(Stored entries)
━━━━━━━━━━

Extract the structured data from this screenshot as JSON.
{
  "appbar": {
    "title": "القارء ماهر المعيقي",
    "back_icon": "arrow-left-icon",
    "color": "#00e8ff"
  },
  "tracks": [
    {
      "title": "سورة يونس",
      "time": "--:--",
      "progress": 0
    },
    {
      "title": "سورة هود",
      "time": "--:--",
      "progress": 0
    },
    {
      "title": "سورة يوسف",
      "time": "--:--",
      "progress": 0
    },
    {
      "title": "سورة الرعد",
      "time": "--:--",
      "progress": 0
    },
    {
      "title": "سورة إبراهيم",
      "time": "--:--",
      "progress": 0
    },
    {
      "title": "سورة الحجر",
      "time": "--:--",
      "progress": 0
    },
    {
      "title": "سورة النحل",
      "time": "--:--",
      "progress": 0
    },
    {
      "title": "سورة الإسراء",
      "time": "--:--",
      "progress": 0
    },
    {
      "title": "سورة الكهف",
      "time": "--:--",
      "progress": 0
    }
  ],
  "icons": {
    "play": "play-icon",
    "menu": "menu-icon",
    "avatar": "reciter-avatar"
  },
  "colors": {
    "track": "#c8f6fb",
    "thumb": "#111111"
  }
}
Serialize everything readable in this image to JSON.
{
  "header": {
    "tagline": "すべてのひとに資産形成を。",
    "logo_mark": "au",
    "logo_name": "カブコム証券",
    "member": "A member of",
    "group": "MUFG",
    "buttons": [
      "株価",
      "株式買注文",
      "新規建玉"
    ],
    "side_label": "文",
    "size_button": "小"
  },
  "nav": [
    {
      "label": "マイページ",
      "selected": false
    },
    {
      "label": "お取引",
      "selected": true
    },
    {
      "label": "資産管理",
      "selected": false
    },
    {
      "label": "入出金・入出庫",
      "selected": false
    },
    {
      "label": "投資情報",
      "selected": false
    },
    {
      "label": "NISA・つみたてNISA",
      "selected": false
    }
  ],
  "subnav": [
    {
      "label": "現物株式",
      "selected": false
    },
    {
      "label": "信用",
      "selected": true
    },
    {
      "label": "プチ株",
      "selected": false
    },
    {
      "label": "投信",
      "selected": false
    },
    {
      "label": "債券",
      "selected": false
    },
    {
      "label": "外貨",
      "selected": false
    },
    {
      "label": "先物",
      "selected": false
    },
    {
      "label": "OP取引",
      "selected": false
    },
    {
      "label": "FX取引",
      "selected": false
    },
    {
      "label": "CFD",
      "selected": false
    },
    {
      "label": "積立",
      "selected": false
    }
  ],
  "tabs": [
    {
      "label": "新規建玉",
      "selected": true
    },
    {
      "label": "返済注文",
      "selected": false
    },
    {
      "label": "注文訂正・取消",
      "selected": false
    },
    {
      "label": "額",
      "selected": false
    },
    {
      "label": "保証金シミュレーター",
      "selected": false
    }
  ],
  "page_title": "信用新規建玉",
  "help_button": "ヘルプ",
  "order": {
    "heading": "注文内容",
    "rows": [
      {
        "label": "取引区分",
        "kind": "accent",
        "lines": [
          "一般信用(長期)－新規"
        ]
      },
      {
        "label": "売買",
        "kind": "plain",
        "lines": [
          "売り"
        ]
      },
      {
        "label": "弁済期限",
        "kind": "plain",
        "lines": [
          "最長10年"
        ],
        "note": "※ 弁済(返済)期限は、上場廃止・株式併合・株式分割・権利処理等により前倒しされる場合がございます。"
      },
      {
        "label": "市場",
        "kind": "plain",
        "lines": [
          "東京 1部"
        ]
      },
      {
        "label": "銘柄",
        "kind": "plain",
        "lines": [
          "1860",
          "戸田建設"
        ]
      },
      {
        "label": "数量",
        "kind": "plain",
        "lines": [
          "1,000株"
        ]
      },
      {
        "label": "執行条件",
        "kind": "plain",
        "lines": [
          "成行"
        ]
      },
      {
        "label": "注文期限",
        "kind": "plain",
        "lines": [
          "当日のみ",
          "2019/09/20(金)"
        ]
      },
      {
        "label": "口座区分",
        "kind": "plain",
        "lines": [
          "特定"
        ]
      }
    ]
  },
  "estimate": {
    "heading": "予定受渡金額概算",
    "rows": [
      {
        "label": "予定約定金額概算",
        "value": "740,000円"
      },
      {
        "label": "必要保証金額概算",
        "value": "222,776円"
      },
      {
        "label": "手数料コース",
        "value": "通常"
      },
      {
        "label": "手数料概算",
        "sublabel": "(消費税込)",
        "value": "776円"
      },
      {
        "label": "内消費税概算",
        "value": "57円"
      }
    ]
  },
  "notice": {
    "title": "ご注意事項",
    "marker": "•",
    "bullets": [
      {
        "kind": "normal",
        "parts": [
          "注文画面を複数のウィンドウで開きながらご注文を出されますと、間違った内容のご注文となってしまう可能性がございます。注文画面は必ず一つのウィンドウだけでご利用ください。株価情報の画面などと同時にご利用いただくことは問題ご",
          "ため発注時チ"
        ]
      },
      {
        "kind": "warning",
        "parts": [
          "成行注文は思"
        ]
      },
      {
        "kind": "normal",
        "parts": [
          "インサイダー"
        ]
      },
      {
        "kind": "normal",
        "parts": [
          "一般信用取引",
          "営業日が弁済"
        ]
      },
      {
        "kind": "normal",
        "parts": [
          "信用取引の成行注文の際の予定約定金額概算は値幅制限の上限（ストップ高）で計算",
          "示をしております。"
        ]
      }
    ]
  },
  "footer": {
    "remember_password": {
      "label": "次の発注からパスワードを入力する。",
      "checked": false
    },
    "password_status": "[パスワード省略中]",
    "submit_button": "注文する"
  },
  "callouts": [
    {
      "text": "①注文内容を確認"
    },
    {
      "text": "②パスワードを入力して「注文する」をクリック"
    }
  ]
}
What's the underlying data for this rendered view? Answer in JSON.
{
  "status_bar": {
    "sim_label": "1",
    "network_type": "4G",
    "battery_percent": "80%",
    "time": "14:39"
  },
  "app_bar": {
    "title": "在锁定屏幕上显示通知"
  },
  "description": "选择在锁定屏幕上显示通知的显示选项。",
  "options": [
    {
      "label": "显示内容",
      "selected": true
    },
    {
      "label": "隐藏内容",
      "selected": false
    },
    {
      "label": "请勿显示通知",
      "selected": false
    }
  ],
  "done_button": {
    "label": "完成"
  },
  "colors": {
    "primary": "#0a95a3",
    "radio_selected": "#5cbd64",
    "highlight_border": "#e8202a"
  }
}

━━━━━━━━━━

## What the exercise asks
Make an exact copy of every line in the data.

## Solution for this exercise
Extract the structured data from this screenshot as JSON.
{
  "appbar": {
    "title": "القارء ماهر المعيقي",
    "back_icon": "arrow-left-icon",
    "color": "#00e8ff"
  },
  "tracks": [
    {
      "title": "سورة يونس",
      "time": "--:--",
      "progress": 0
    },
    {
      "title": "سورة هود",
      "time": "--:--",
      "progress": 0
    },
    {
      "title": "سورة يوسف",
      "time": "--:--",
      "progress": 0
    },
    {
      "title": "سورة الرعد",
      "time": "--:--",
      "progress": 0
    },
    {
      "title": "سورة إبراهيم",
      "time": "--:--",
      "progress": 0
    },
    {
      "title": "سورة الحجر",
      "time": "--:--",
      "progress": 0
    },
    {
      "title": "سورة النحل",
      "time": "--:--",
      "progress": 0
    },
    {
      "title": "سورة الإسراء",
      "time": "--:--",
      "progress": 0
    },
    {
      "title": "سورة الكهف",
      "time": "--:--",
      "progress": 0
    }
  ],
  "icons": {
    "play": "play-icon",
    "menu": "menu-icon",
    "avatar": "reciter-avatar"
  },
  "colors": {
    "track": "#c8f6fb",
    "thumb": "#111111"
  }
}
Serialize everything readable in this image to JSON.
{
  "header": {
    "tagline": "すべてのひとに資産形成を。",
    "logo_mark": "au",
    "logo_name": "カブコム証券",
    "member": "A member of",
    "group": "MUFG",
    "buttons": [
      "株価",
      "株式買注文",
      "新規建玉"
    ],
    "side_label": "文",
    "size_button": "小"
  },
  "nav": [
    {
      "label": "マイページ",
      "selected": false
    },
    {
      "label": "お取引",
      "selected": true
    },
    {
      "label": "資産管理",
      "selected": false
    },
    {
      "label": "入出金・入出庫",
      "selected": false
    },
    {
      "label": "投資情報",
      "selected": false
    },
    {
      "label": "NISA・つみたてNISA",
      "selected": false
    }
  ],
  "subnav": [
    {
      "label": "現物株式",
      "selected": false
    },
    {
      "label": "信用",
      "selected": true
    },
    {
      "label": "プチ株",
      "selected": false
    },
    {
      "label": "投信",
      "selected": false
    },
    {
      "label": "債券",
      "selected": false
    },
    {
      "label": "外貨",
      "selected": false
    },
    {
      "label": "先物",
      "selected": false
    },
    {
      "label": "OP取引",
      "selected": false
    },
    {
      "label": "FX取引",
      "selected": false
    },
    {
      "label": "CFD",
      "selected": false
    },
    {
      "label": "積立",
      "selected": false
    }
  ],
  "tabs": [
    {
      "label": "新規建玉",
      "selected": true
    },
    {
      "label": "返済注文",
      "selected": false
    },
    {
      "label": "注文訂正・取消",
      "selected": false
    },
    {
      "label": "額",
      "selected": false
    },
    {
      "label": "保証金シミュレーター",
      "selected": false
    }
  ],
  "page_title": "信用新規建玉",
  "help_button": "ヘルプ",
  "order": {
    "heading": "注文内容",
    "rows": [
      {
        "label": "取引区分",
        "kind": "accent",
        "lines": [
          "一般信用(長期)－新規"
        ]
      },
      {
        "label": "売買",
        "kind": "plain",
        "lines": [
          "売り"
        ]
      },
      {
        "label": "弁済期限",
        "kind": "plain",
        "lines": [
          "最長10年"
        ],
        "note": "※ 弁済(返済)期限は、上場廃止・株式併合・株式分割・権利処理等により前倒しされる場合がございます。"
      },
      {
        "label": "市場",
        "kind": "plain",
        "lines": [
          "東京 1部"
        ]
      },
      {
        "label": "銘柄",
        "kind": "plain",
        "lines": [
          "1860",
          "戸田建設"
        ]
      },
      {
        "label": "数量",
        "kind": "plain",
        "lines": [
          "1,000株"
        ]
      },
      {
        "label": "執行条件",
        "kind": "plain",
        "lines": [
          "成行"
        ]
      },
      {
        "label": "注文期限",
        "kind": "plain",
        "lines": [
          "当日のみ",
          "2019/09/20(金)"
        ]
      },
      {
        "label": "口座区分",
        "kind": "plain",
        "lines": [
          "特定"
        ]
      }
    ]
  },
  "estimate": {
    "heading": "予定受渡金額概算",
    "rows": [
      {
        "label": "予定約定金額概算",
        "value": "740,000円"
      },
      {
        "label": "必要保証金額概算",
        "value": "222,776円"
      },
      {
        "label": "手数料コース",
        "value": "通常"
      },
      {
        "label": "手数料概算",
        "sublabel": "(消費税込)",
        "value": "776円"
      },
      {
        "label": "内消費税概算",
        "value": "57円"
      }
    ]
  },
  "notice": {
    "title": "ご注意事項",
    "marker": "•",
    "bullets": [
      {
        "kind": "normal",
        "parts": [
          "注文画面を複数のウィンドウで開きながらご注文を出されますと、間違った内容のご注文となってしまう可能性がございます。注文画面は必ず一つのウィンドウだけでご利用ください。株価情報の画面などと同時にご利用いただくことは問題ご",
          "ため発注時チ"
        ]
      },
      {
        "kind": "warning",
        "parts": [
          "成行注文は思"
        ]
      },
      {
        "kind": "normal",
        "parts": [
          "インサイダー"
        ]
      },
      {
        "kind": "normal",
        "parts": [
          "一般信用取引",
          "営業日が弁済"
        ]
      },
      {
        "kind": "normal",
        "parts": [
          "信用取引の成行注文の際の予定約定金額概算は値幅制限の上限（ストップ高）で計算",
          "示をしております。"
        ]
      }
    ]
  },
  "footer": {
    "remember_password": {
      "label": "次の発注からパスワードを入力する。",
      "checked": false
    },
    "password_status": "[パスワード省略中]",
    "submit_button": "注文する"
  },
  "callouts": [
    {
      "text": "①注文内容を確認"
    },
    {
      "text": "②パスワードを入力して「注文する」をクリック"
    }
  ]
}
What's the underlying data for this rendered view? Answer in JSON.
{
  "status_bar": {
    "sim_label": "1",
    "network_type": "4G",
    "battery_percent": "80%",
    "time": "14:39"
  },
  "app_bar": {
    "title": "在锁定屏幕上显示通知"
  },
  "description": "选择在锁定屏幕上显示通知的显示选项。",
  "options": [
    {
      "label": "显示内容",
      "selected": true
    },
    {
      "label": "隐藏内容",
      "selected": false
    },
    {
      "label": "请勿显示通知",
      "selected": false
    }
  ],
  "done_button": {
    "label": "完成"
  },
  "colors": {
    "primary": "#0a95a3",
    "radio_selected": "#5cbd64",
    "highlight_border": "#e8202a"
  }
}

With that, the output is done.